### Provided text
= = = = = = =

From the Guidelines
High ferritin levels with low iron stores, also known as iron deficiency anemia with elevated ferritin, require a comprehensive approach to address both the iron deficiency and the underlying cause of elevated ferritin. This condition can be confusing since ferritin typically reflects iron storage, but it is an acute phase reactant that increases during inflammation, infection, liver disease, or malignancy, masking underlying iron deficiency 1. The diagnosis of iron deficiency in this context is complicated by the fact that ferritin levels can be elevated due to inflammation, making it essential to assess other parameters such as transferrin saturation, total iron binding capacity, C-reactive protein, and liver function tests to determine the underlying cause of the discrepancy 1. Some key points to consider in the diagnosis and management of this condition include:
- The lower limit of ferritin consistent with normal iron stores should be increased to 100 μg/L in the presence of biochemical evidence of inflammation 1.
- A transferrin saturation level below 16% is a sensitive marker of iron deficiency, but it has a low specificity of only 40–50% 1.
- Measurements of inflammatory parameters that are independent of iron metabolism, such as ESR and CRP, should be carried out to aid diagnosis 1.
- Treatment involves addressing both the iron deficiency and the underlying cause of elevated ferritin, and may include oral iron supplementation, intravenous iron formulations, and treatment of the underlying inflammatory condition 1. The most appropriate initial treatment for high ferritin levels with low iron stores is oral iron supplementation, such as ferrous sulfate 325mg once or twice daily, taken on an empty stomach with vitamin C to enhance absorption. If oral supplementation is not tolerated or effective, intravenous iron formulations like iron sucrose or ferric carboxymaltose may be necessary 1. It is crucial to investigate the cause of this discrepancy through additional testing and to treat the underlying inflammatory condition to resolve both the iron deficiency and normalize ferritin levels 1.
From the Research
High Ferritin Low Iron Stores
- High ferritin levels can be associated with low iron stores, particularly in patients with chronic kidney disease (CKD) or anemia of chronic disease 2, 3.

= = = = = = =

### Extracted information

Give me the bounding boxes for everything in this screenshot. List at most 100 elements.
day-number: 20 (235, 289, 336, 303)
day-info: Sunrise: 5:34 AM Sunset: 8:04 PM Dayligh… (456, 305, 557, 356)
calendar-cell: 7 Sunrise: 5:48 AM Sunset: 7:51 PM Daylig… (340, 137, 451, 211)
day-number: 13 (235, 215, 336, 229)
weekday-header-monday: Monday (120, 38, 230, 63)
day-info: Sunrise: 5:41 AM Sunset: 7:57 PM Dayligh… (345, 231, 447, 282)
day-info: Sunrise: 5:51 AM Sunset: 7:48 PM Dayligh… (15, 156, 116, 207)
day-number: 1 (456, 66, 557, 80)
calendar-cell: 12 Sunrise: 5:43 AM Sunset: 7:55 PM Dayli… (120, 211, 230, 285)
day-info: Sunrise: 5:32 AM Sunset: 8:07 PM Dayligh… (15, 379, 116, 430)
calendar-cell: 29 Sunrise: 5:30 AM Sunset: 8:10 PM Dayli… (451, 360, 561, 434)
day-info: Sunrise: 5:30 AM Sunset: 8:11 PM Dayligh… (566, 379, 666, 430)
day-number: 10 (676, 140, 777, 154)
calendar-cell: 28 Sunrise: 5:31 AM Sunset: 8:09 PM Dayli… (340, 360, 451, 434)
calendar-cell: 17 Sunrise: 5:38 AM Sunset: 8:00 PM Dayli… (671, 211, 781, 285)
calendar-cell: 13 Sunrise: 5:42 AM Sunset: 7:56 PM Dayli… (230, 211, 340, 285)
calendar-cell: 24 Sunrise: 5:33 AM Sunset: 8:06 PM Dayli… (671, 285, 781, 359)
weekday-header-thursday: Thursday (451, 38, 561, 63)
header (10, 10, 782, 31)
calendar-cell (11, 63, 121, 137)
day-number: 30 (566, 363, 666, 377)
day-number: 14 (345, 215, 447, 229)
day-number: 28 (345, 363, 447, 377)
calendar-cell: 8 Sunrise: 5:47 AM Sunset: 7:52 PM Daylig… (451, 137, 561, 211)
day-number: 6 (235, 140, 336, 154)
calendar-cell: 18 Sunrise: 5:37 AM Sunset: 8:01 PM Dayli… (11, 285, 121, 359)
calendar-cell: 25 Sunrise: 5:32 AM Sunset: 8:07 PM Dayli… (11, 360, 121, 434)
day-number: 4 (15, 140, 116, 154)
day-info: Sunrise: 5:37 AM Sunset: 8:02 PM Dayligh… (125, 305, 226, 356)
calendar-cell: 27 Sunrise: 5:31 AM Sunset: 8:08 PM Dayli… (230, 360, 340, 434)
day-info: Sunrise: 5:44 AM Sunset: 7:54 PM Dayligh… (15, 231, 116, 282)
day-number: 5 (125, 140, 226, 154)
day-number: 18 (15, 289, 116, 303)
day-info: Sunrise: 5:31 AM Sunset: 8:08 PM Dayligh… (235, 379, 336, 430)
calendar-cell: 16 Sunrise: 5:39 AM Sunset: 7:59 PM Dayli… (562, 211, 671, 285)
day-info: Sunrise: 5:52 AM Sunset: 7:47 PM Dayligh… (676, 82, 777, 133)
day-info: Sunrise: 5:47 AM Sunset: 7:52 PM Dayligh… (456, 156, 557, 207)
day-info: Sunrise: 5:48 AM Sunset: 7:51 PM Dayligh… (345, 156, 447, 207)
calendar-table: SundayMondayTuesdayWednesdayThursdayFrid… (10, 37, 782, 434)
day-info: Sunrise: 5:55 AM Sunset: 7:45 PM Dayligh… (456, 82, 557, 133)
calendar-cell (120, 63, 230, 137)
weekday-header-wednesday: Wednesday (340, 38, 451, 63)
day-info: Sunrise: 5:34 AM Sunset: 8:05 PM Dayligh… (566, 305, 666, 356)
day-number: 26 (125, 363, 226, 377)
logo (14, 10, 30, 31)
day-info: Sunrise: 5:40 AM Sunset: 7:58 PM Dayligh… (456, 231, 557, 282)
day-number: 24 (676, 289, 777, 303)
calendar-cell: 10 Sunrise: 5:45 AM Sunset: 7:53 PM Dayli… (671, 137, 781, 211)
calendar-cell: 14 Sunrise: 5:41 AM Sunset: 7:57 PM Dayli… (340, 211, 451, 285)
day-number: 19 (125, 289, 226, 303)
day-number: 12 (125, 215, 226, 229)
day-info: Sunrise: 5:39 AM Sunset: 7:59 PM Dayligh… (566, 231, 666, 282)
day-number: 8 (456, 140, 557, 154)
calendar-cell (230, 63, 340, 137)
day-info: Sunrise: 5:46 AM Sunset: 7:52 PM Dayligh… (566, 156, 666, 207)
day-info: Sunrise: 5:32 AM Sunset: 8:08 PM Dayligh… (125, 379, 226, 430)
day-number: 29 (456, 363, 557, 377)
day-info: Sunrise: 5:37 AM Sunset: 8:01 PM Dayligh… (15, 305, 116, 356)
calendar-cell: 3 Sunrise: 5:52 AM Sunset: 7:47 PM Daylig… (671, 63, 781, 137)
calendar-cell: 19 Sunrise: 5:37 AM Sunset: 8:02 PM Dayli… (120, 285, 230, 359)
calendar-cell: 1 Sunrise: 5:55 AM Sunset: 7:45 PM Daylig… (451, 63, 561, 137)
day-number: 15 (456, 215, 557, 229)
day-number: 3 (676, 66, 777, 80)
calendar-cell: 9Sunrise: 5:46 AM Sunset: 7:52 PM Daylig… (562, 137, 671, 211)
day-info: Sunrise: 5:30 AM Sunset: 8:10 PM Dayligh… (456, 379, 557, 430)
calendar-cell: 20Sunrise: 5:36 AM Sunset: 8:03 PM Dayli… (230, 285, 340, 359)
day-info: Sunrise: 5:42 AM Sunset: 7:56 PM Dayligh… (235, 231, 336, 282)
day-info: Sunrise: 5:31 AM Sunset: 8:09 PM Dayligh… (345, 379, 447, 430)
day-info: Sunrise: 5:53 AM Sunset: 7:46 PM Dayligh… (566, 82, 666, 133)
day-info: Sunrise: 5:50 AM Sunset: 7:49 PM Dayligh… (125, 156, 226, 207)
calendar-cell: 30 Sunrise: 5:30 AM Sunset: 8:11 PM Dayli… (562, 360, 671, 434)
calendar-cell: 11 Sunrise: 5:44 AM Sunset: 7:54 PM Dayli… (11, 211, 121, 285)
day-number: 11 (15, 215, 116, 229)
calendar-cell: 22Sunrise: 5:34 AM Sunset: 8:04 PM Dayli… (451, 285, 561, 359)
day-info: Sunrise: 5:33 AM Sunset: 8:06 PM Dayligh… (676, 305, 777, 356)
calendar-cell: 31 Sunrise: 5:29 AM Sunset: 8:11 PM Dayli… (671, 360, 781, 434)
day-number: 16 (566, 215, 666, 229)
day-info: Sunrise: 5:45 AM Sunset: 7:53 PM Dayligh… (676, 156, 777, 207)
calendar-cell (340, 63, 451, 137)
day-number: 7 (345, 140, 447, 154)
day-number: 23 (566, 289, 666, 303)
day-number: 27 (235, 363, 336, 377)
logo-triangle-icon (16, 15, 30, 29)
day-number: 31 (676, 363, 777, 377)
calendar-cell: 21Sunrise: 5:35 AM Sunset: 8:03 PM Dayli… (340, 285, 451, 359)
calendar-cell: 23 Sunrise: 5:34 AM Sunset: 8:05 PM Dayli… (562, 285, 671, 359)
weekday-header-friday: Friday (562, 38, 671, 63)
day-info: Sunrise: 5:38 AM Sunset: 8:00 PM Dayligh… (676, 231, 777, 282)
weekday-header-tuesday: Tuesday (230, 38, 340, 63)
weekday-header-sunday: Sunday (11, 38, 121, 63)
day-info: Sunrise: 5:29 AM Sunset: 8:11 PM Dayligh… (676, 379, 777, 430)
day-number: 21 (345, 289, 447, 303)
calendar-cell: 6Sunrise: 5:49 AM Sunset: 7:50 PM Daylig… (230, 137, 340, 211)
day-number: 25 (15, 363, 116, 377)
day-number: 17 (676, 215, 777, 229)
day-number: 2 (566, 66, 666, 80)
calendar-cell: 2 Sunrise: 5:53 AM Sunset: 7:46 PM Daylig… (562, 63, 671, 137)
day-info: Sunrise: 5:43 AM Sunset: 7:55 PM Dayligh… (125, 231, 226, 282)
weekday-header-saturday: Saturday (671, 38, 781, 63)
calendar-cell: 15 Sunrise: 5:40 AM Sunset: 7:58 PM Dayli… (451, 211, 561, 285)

= = = = = = =

### Questions on the material
A. Repeat a part of the ferritin passage word for word, starting at "From the Research" and ending at "disease 2, 3.".
B. Continue the ferritin passage from its last sentence onward.
The listing is separate material and unrelated to the ferritin passage.

### Results for each task
A.
From the Research
High Ferritin Low Iron Stores
- High ferritin levels can be associated with low iron stores, particularly in patients with chronic kidney disease (CKD) or anemia of chronic disease 2, 3.

B.
- In CKD patients, ferritin levels between 200 and 1,200 ng/mL may be related to inflammation, latent infections, malignancies, or liver disease, rather than iron deficiency 2.
- Iron deficiency can be masked by high ferritin levels, and traditional iron markers such as serum ferritin and transferrin saturation ratio (TSAT) may be confounded by non-iron-related conditions 2, 4.
- High serum ferritin but low iron, TSAT levels are associated with increased mortality, whereas hemoglobin exhibits a U-shaped risk for death 2.
Diagnosis and Treatment
- Diagnosis of iron deficiency in patients with high ferritin levels requires careful evaluation of iron markers, including serum ferritin, TSAT, and soluble transferrin receptor (sTfR) 5, 3.
- Treatment of iron deficiency in patients with high ferritin levels may involve intravenous iron supplementation, which can decrease hemoglobin variability and ESA hyporesponsiveness 2, 6.
- Erythropoiesis-stimulating agents (ESAs) may be used in combination with intravenous iron to correct anemia in patients with CKD or chronic obstructive pulmonary disease (COPD) 5, 6.
Prevalence and Effects
- Iron deficiency is common in patients with COPD, but is rarely investigated or treated 6.
- Correction of iron deficiency in COPD patients with ESAs and intravenous iron can improve anemia, iron deficiency, and dyspnea 6.
- High ferritin levels can be associated with increased mortality, particularly in patients with CKD or anemia of chronic disease 2, 4.